Quote each line of the material verbatim, without the pictures.

[BEGIN Dataset extract]

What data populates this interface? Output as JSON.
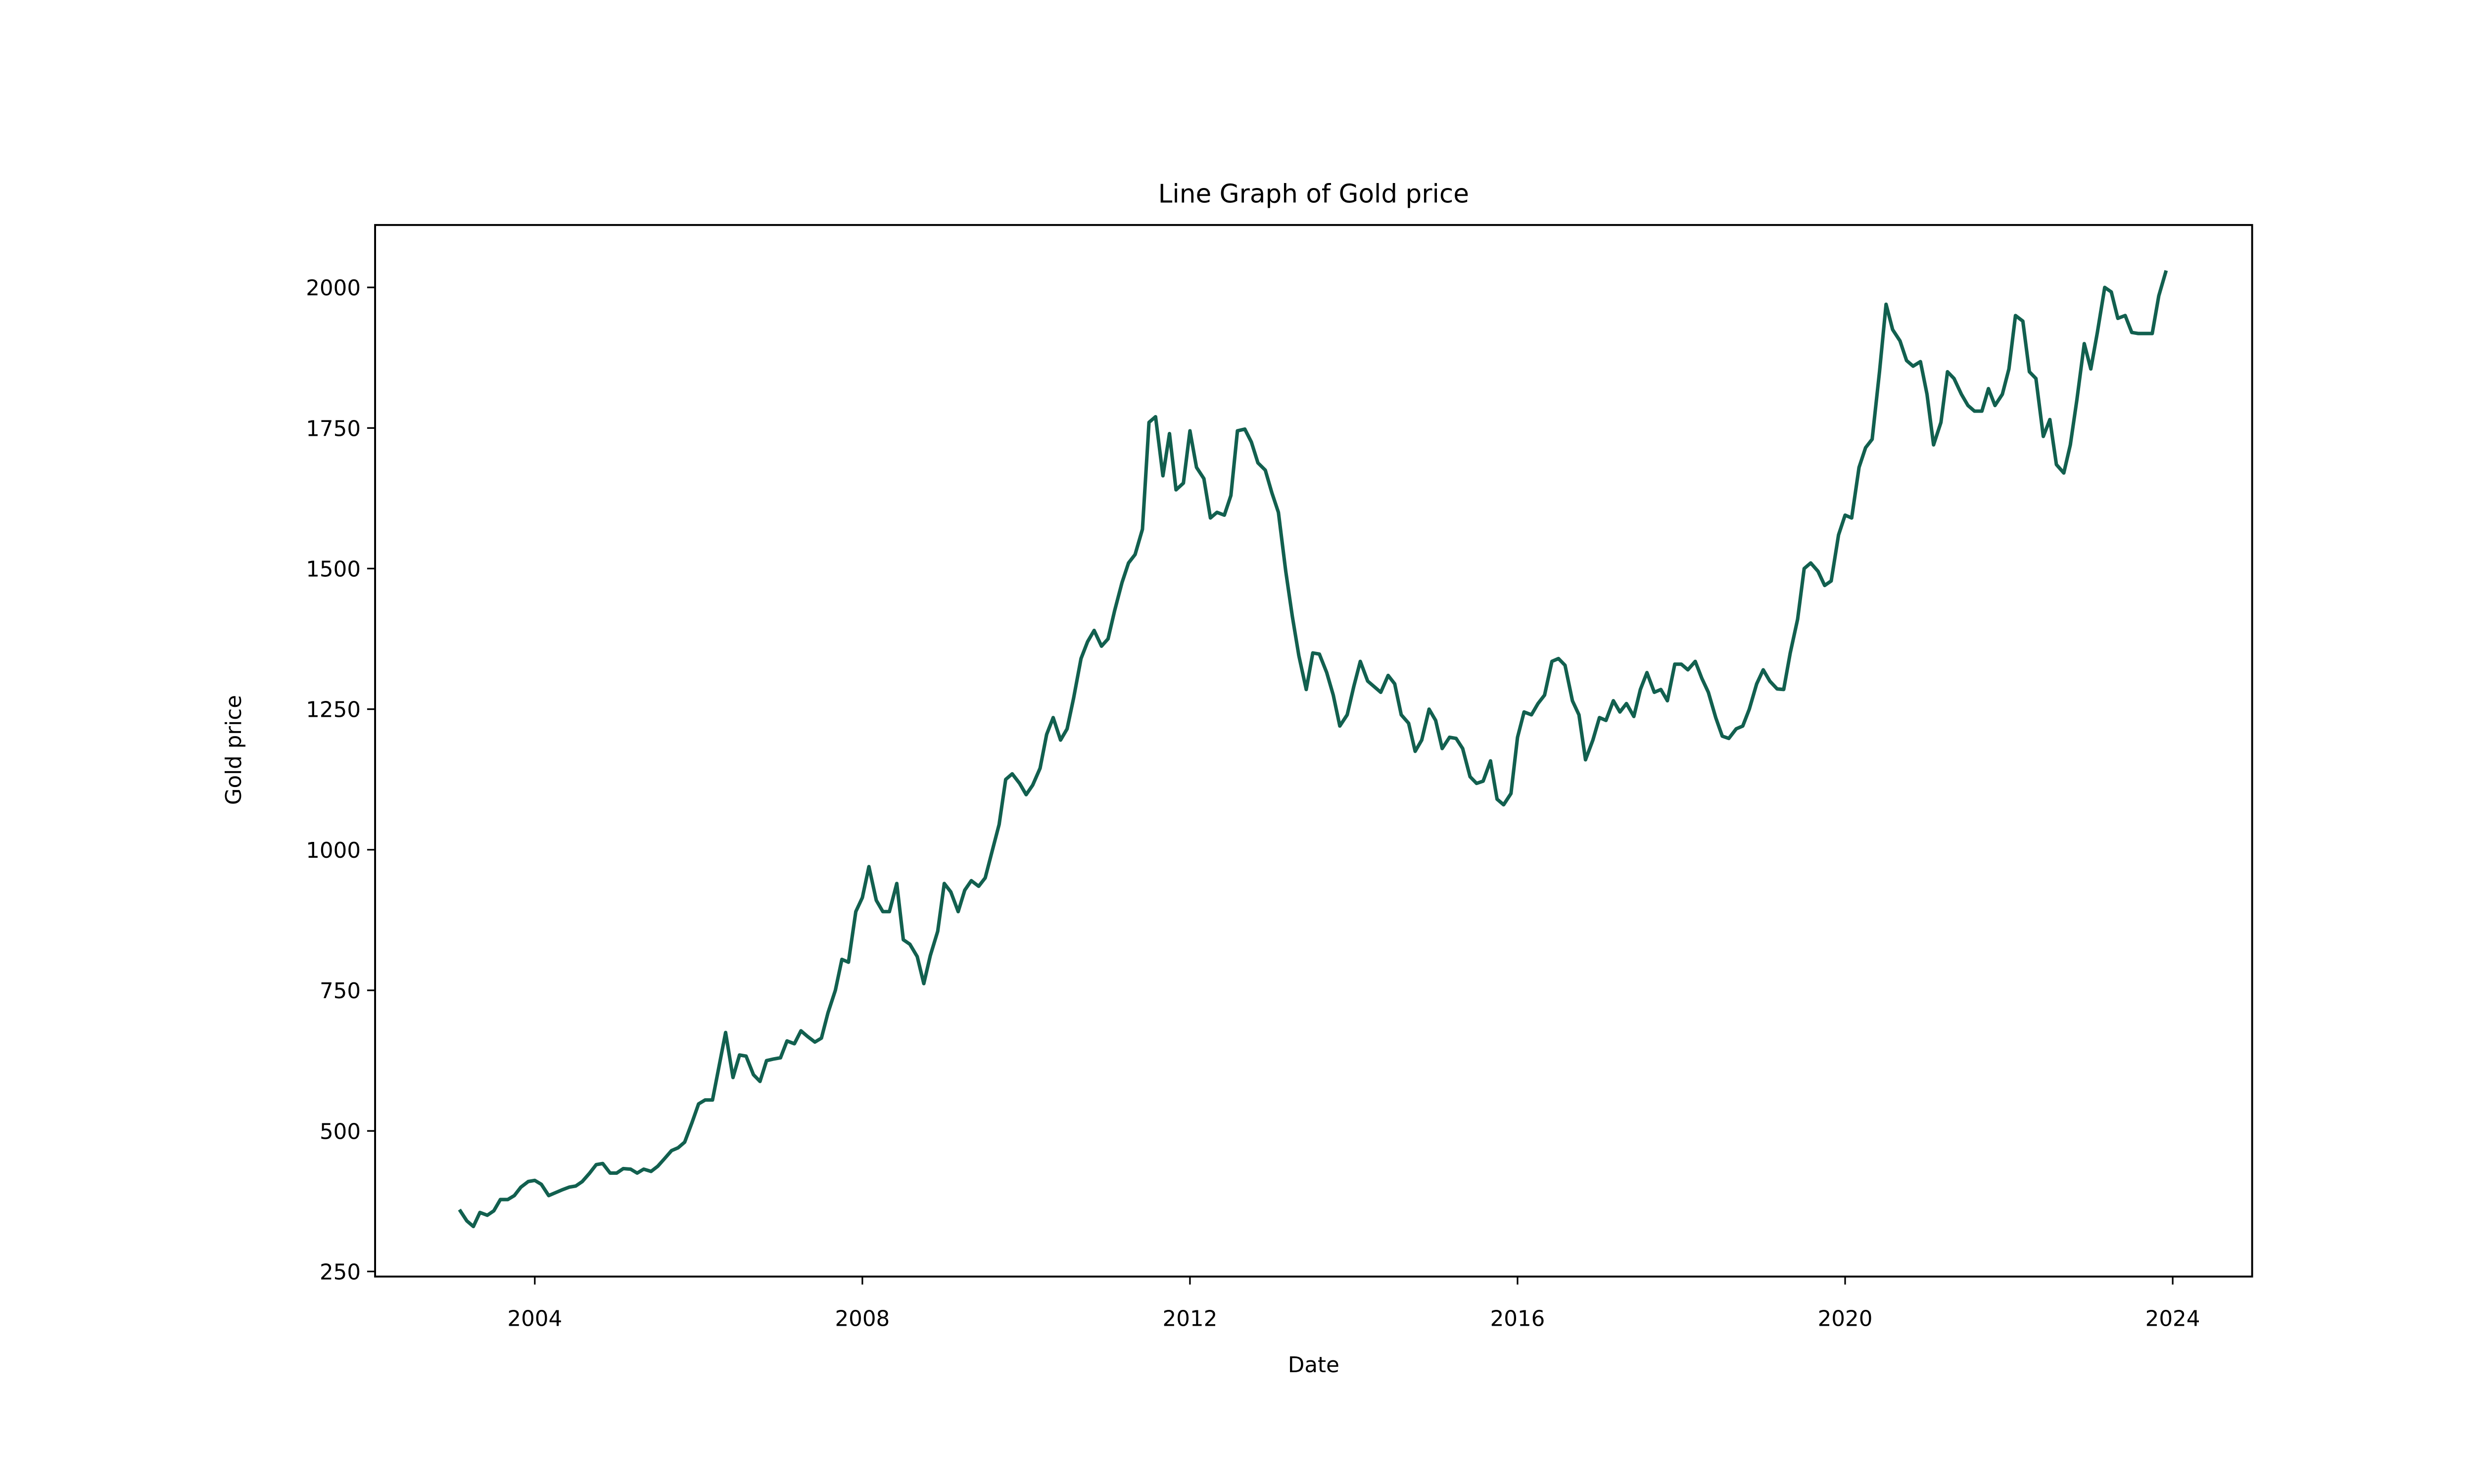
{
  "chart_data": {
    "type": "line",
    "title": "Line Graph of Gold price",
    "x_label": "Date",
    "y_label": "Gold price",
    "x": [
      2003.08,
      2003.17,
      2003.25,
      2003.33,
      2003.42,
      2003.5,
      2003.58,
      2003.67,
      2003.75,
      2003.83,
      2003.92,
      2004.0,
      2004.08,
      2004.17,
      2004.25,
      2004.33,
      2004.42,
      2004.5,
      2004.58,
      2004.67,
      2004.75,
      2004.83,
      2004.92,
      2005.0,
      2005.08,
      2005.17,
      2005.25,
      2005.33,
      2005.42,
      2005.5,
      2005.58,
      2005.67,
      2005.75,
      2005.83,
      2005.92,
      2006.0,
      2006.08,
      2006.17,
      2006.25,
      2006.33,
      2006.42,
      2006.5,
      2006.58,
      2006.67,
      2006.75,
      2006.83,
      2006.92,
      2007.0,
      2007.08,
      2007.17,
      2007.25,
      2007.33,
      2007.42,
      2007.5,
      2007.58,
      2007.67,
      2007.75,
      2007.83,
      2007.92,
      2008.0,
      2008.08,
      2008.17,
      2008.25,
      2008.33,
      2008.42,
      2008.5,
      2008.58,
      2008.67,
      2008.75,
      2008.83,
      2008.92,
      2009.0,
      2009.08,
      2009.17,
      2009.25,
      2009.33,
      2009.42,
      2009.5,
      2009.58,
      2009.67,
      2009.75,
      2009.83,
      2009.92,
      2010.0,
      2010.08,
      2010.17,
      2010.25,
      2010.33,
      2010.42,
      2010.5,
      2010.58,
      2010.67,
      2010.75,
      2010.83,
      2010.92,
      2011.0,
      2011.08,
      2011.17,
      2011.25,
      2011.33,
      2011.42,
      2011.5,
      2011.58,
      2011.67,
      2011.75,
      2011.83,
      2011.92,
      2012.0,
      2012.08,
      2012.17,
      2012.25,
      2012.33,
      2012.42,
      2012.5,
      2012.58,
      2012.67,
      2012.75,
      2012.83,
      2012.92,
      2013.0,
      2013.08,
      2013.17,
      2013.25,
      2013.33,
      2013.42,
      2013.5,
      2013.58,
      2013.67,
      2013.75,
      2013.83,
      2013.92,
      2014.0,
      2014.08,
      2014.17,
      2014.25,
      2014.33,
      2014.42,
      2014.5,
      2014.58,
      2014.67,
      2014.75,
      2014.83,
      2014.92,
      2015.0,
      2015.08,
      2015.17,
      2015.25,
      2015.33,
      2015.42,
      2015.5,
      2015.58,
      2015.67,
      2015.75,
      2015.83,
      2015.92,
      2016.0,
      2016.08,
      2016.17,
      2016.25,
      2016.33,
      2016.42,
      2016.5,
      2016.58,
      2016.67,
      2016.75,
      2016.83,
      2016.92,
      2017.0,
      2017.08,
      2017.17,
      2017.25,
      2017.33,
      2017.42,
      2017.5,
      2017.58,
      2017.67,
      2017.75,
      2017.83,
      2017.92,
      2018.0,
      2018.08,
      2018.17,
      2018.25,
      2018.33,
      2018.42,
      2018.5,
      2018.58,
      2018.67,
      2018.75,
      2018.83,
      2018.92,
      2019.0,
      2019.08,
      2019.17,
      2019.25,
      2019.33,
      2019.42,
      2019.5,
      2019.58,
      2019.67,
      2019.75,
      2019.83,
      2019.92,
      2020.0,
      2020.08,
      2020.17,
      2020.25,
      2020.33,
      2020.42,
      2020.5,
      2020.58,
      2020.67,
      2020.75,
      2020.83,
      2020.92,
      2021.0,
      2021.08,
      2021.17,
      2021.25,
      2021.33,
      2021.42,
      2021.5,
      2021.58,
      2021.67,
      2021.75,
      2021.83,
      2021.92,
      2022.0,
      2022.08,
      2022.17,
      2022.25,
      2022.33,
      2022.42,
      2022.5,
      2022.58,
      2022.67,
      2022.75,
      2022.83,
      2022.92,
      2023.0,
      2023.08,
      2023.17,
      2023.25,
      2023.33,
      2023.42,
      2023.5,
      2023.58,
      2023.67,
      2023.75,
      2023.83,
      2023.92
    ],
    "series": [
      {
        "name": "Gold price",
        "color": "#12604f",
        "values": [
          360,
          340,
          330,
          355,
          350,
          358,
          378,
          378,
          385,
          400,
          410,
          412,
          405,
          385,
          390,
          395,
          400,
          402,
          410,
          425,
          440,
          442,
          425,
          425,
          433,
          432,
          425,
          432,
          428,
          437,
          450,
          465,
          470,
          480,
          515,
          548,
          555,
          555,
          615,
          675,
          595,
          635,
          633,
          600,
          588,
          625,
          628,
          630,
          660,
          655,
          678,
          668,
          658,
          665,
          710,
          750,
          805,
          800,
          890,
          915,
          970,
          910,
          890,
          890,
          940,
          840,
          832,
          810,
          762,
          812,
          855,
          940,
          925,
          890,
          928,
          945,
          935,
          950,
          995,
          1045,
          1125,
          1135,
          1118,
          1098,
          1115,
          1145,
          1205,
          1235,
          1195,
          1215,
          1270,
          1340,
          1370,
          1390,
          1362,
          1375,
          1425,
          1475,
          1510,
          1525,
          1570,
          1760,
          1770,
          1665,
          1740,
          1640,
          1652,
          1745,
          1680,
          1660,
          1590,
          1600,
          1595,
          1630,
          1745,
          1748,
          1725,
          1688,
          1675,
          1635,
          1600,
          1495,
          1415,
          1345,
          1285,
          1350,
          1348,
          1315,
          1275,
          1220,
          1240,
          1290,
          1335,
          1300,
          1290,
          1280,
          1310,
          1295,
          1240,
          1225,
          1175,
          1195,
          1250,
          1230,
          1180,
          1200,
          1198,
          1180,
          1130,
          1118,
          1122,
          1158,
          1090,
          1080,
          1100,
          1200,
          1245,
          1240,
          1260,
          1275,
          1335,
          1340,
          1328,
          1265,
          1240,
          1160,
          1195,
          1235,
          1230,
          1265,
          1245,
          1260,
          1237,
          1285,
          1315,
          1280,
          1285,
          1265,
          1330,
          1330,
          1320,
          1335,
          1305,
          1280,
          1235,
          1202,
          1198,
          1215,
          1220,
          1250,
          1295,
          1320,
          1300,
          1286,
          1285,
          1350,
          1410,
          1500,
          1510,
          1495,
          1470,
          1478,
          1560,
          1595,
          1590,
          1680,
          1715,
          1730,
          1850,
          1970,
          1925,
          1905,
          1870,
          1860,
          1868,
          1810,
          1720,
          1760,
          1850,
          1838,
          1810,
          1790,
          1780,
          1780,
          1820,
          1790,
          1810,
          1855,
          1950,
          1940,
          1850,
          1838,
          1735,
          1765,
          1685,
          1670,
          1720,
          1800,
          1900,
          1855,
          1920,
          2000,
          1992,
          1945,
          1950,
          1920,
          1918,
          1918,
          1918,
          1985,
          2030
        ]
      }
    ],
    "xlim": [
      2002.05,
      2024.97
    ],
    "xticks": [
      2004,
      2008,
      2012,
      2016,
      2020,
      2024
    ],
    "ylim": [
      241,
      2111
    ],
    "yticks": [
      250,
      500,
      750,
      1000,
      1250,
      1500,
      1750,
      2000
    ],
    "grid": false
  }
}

[END Dataset extract]

● Task response
What data populates this interface? Output as JSON.
{
  "chart_data": {
    "type": "line",
    "title": "Line Graph of Gold price",
    "x_label": "Date",
    "y_label": "Gold price",
    "x": [
      2003.08,
      2003.17,
      2003.25,
      2003.33,
      2003.42,
      2003.5,
      2003.58,
      2003.67,
      2003.75,
      2003.83,
      2003.92,
      2004.0,
      2004.08,
      2004.17,
      2004.25,
      2004.33,
      2004.42,
      2004.5,
      2004.58,
      2004.67,
      2004.75,
      2004.83,
      2004.92,
      2005.0,
      2005.08,
      2005.17,
      2005.25,
      2005.33,
      2005.42,
      2005.5,
      2005.58,
      2005.67,
      2005.75,
      2005.83,
      2005.92,
      2006.0,
      2006.08,
      2006.17,
      2006.25,
      2006.33,
      2006.42,
      2006.5,
      2006.58,
      2006.67,
      2006.75,
      2006.83,
      2006.92,
      2007.0,
      2007.08,
      2007.17,
      2007.25,
      2007.33,
      2007.42,
      2007.5,
      2007.58,
      2007.67,
      2007.75,
      2007.83,
      2007.92,
      2008.0,
      2008.08,
      2008.17,
      2008.25,
      2008.33,
      2008.42,
      2008.5,
      2008.58,
      2008.67,
      2008.75,
      2008.83,
      2008.92,
      2009.0,
      2009.08,
      2009.17,
      2009.25,
      2009.33,
      2009.42,
      2009.5,
      2009.58,
      2009.67,
      2009.75,
      2009.83,
      2009.92,
      2010.0,
      2010.08,
      2010.17,
      2010.25,
      2010.33,
      2010.42,
      2010.5,
      2010.58,
      2010.67,
      2010.75,
      2010.83,
      2010.92,
      2011.0,
      2011.08,
      2011.17,
      2011.25,
      2011.33,
      2011.42,
      2011.5,
      2011.58,
      2011.67,
      2011.75,
      2011.83,
      2011.92,
      2012.0,
      2012.08,
      2012.17,
      2012.25,
      2012.33,
      2012.42,
      2012.5,
      2012.58,
      2012.67,
      2012.75,
      2012.83,
      2012.92,
      2013.0,
      2013.08,
      2013.17,
      2013.25,
      2013.33,
      2013.42,
      2013.5,
      2013.58,
      2013.67,
      2013.75,
      2013.83,
      2013.92,
      2014.0,
      2014.08,
      2014.17,
      2014.25,
      2014.33,
      2014.42,
      2014.5,
      2014.58,
      2014.67,
      2014.75,
      2014.83,
      2014.92,
      2015.0,
      2015.08,
      2015.17,
      2015.25,
      2015.33,
      2015.42,
      2015.5,
      2015.58,
      2015.67,
      2015.75,
      2015.83,
      2015.92,
      2016.0,
      2016.08,
      2016.17,
      2016.25,
      2016.33,
      2016.42,
      2016.5,
      2016.58,
      2016.67,
      2016.75,
      2016.83,
      2016.92,
      2017.0,
      2017.08,
      2017.17,
      2017.25,
      2017.33,
      2017.42,
      2017.5,
      2017.58,
      2017.67,
      2017.75,
      2017.83,
      2017.92,
      2018.0,
      2018.08,
      2018.17,
      2018.25,
      2018.33,
      2018.42,
      2018.5,
      2018.58,
      2018.67,
      2018.75,
      2018.83,
      2018.92,
      2019.0,
      2019.08,
      2019.17,
      2019.25,
      2019.33,
      2019.42,
      2019.5,
      2019.58,
      2019.67,
      2019.75,
      2019.83,
      2019.92,
      2020.0,
      2020.08,
      2020.17,
      2020.25,
      2020.33,
      2020.42,
      2020.5,
      2020.58,
      2020.67,
      2020.75,
      2020.83,
      2020.92,
      2021.0,
      2021.08,
      2021.17,
      2021.25,
      2021.33,
      2021.42,
      2021.5,
      2021.58,
      2021.67,
      2021.75,
      2021.83,
      2021.92,
      2022.0,
      2022.08,
      2022.17,
      2022.25,
      2022.33,
      2022.42,
      2022.5,
      2022.58,
      2022.67,
      2022.75,
      2022.83,
      2022.92,
      2023.0,
      2023.08,
      2023.17,
      2023.25,
      2023.33,
      2023.42,
      2023.5,
      2023.58,
      2023.67,
      2023.75,
      2023.83,
      2023.92
    ],
    "series": [
      {
        "name": "Gold price",
        "color": "#12604f",
        "values": [
          360,
          340,
          330,
          355,
          350,
          358,
          378,
          378,
          385,
          400,
          410,
          412,
          405,
          385,
          390,
          395,
          400,
          402,
          410,
          425,
          440,
          442,
          425,
          425,
          433,
          432,
          425,
          432,
          428,
          437,
          450,
          465,
          470,
          480,
          515,
          548,
          555,
          555,
          615,
          675,
          595,
          635,
          633,
          600,
          588,
          625,
          628,
          630,
          660,
          655,
          678,
          668,
          658,
          665,
          710,
          750,
          805,
          800,
          890,
          915,
          970,
          910,
          890,
          890,
          940,
          840,
          832,
          810,
          762,
          812,
          855,
          940,
          925,
          890,
          928,
          945,
          935,
          950,
          995,
          1045,
          1125,
          1135,
          1118,
          1098,
          1115,
          1145,
          1205,
          1235,
          1195,
          1215,
          1270,
          1340,
          1370,
          1390,
          1362,
          1375,
          1425,
          1475,
          1510,
          1525,
          1570,
          1760,
          1770,
          1665,
          1740,
          1640,
          1652,
          1745,
          1680,
          1660,
          1590,
          1600,
          1595,
          1630,
          1745,
          1748,
          1725,
          1688,
          1675,
          1635,
          1600,
          1495,
          1415,
          1345,
          1285,
          1350,
          1348,
          1315,
          1275,
          1220,
          1240,
          1290,
          1335,
          1300,
          1290,
          1280,
          1310,
          1295,
          1240,
          1225,
          1175,
          1195,
          1250,
          1230,
          1180,
          1200,
          1198,
          1180,
          1130,
          1118,
          1122,
          1158,
          1090,
          1080,
          1100,
          1200,
          1245,
          1240,
          1260,
          1275,
          1335,
          1340,
          1328,
          1265,
          1240,
          1160,
          1195,
          1235,
          1230,
          1265,
          1245,
          1260,
          1237,
          1285,
          1315,
          1280,
          1285,
          1265,
          1330,
          1330,
          1320,
          1335,
          1305,
          1280,
          1235,
          1202,
          1198,
          1215,
          1220,
          1250,
          1295,
          1320,
          1300,
          1286,
          1285,
          1350,
          1410,
          1500,
          1510,
          1495,
          1470,
          1478,
          1560,
          1595,
          1590,
          1680,
          1715,
          1730,
          1850,
          1970,
          1925,
          1905,
          1870,
          1860,
          1868,
          1810,
          1720,
          1760,
          1850,
          1838,
          1810,
          1790,
          1780,
          1780,
          1820,
          1790,
          1810,
          1855,
          1950,
          1940,
          1850,
          1838,
          1735,
          1765,
          1685,
          1670,
          1720,
          1800,
          1900,
          1855,
          1920,
          2000,
          1992,
          1945,
          1950,
          1920,
          1918,
          1918,
          1918,
          1985,
          2030
        ]
      }
    ],
    "xlim": [
      2002.05,
      2024.97
    ],
    "xticks": [
      2004,
      2008,
      2012,
      2016,
      2020,
      2024
    ],
    "ylim": [
      241,
      2111
    ],
    "yticks": [
      250,
      500,
      750,
      1000,
      1250,
      1500,
      1750,
      2000
    ],
    "grid": false
  }
}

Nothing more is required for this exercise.